**Extracted information**
## Begin
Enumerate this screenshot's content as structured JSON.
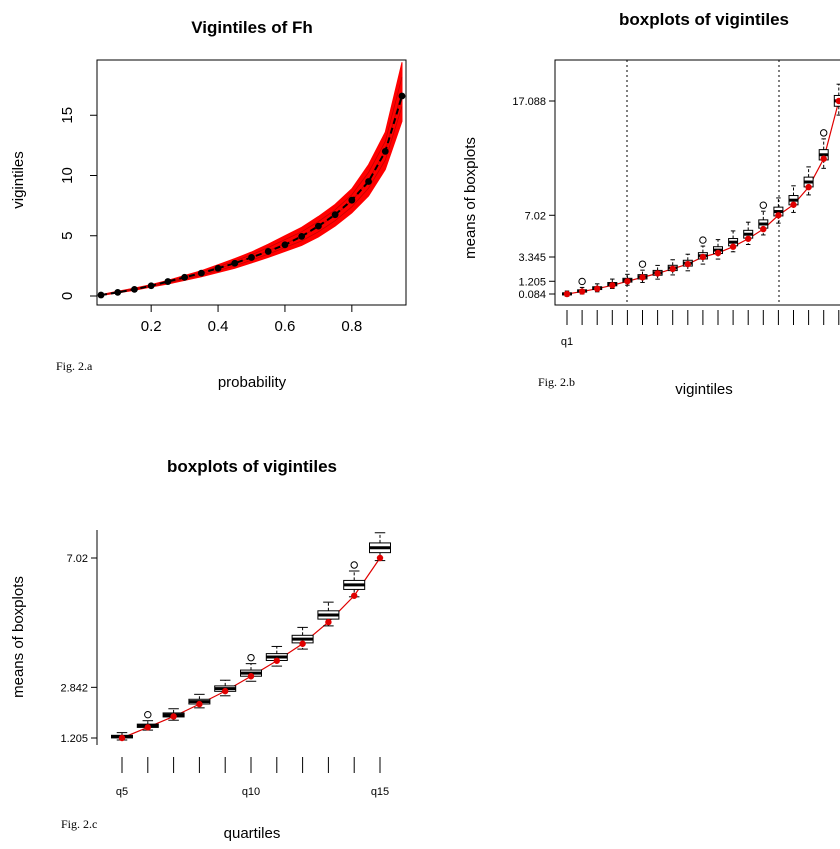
{
  "chart_data": [
    {
      "id": "a",
      "type": "line",
      "title": "Vigintiles of Fh",
      "xlabel": "probability",
      "ylabel": "vigintiles",
      "caption": "Fig. 2.a",
      "xlim": [
        0.05,
        0.95
      ],
      "ylim": [
        0,
        18.5
      ],
      "xticks": [
        "0.2",
        "0.4",
        "0.6",
        "0.8"
      ],
      "yticks": [
        "0",
        "5",
        "10",
        "15"
      ],
      "band_color": "#ff0000",
      "point_color": "#000000",
      "x": [
        0.05,
        0.1,
        0.15,
        0.2,
        0.25,
        0.3,
        0.35,
        0.4,
        0.45,
        0.5,
        0.55,
        0.6,
        0.65,
        0.7,
        0.75,
        0.8,
        0.85,
        0.9,
        0.95
      ],
      "band_lower": [
        0.05,
        0.25,
        0.48,
        0.75,
        1.0,
        1.3,
        1.6,
        1.95,
        2.3,
        2.75,
        3.2,
        3.7,
        4.2,
        4.9,
        5.8,
        6.9,
        8.3,
        10.5,
        14.5
      ],
      "band_upper": [
        0.12,
        0.4,
        0.65,
        0.95,
        1.3,
        1.7,
        2.1,
        2.6,
        3.1,
        3.65,
        4.3,
        5.0,
        5.7,
        6.6,
        7.6,
        8.9,
        10.9,
        13.6,
        19.4
      ],
      "points": [
        0.08,
        0.3,
        0.55,
        0.85,
        1.2,
        1.55,
        1.9,
        2.3,
        2.72,
        3.2,
        3.7,
        4.25,
        4.95,
        5.8,
        6.75,
        7.95,
        9.5,
        12.0,
        16.6
      ]
    },
    {
      "id": "b",
      "type": "boxplot",
      "title": "boxplots of vigintiles",
      "xlabel": "vigintiles",
      "ylabel": "means of boxplots",
      "caption": "Fig. 2.b",
      "xtick_label": "q1",
      "yticks": [
        "0.084",
        "1.205",
        "3.345",
        "7.02",
        "17.088"
      ],
      "means": [
        0.084,
        0.3,
        0.55,
        0.85,
        1.205,
        1.55,
        1.9,
        2.3,
        2.72,
        3.345,
        3.7,
        4.25,
        4.95,
        5.8,
        7.02,
        7.95,
        9.5,
        12.0,
        17.088
      ],
      "medians": [
        0.1,
        0.35,
        0.6,
        0.95,
        1.3,
        1.6,
        1.95,
        2.38,
        2.8,
        3.45,
        3.95,
        4.65,
        5.35,
        6.25,
        7.35,
        8.35,
        9.95,
        12.35,
        17.1
      ],
      "mean_color": "#e00000"
    },
    {
      "id": "c",
      "type": "boxplot",
      "title": "boxplots of vigintiles",
      "xlabel": "quartiles",
      "ylabel": "means of boxplots",
      "caption": "Fig. 2.c",
      "xticks": [
        "q5",
        "q10",
        "q15"
      ],
      "yticks": [
        "1.205",
        "2.842",
        "7.02"
      ],
      "means": [
        1.205,
        1.55,
        1.9,
        2.3,
        2.72,
        3.2,
        3.7,
        4.25,
        4.95,
        5.8,
        7.02
      ],
      "medians": [
        1.25,
        1.6,
        1.95,
        2.38,
        2.8,
        3.3,
        3.82,
        4.4,
        5.18,
        6.15,
        7.35
      ],
      "mean_color": "#e00000"
    }
  ]
}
## End
**Task directions**
Each line that has the word "caption" counts once. How many such lines are in the data? Give the number alone.

**Solution to this problem**
3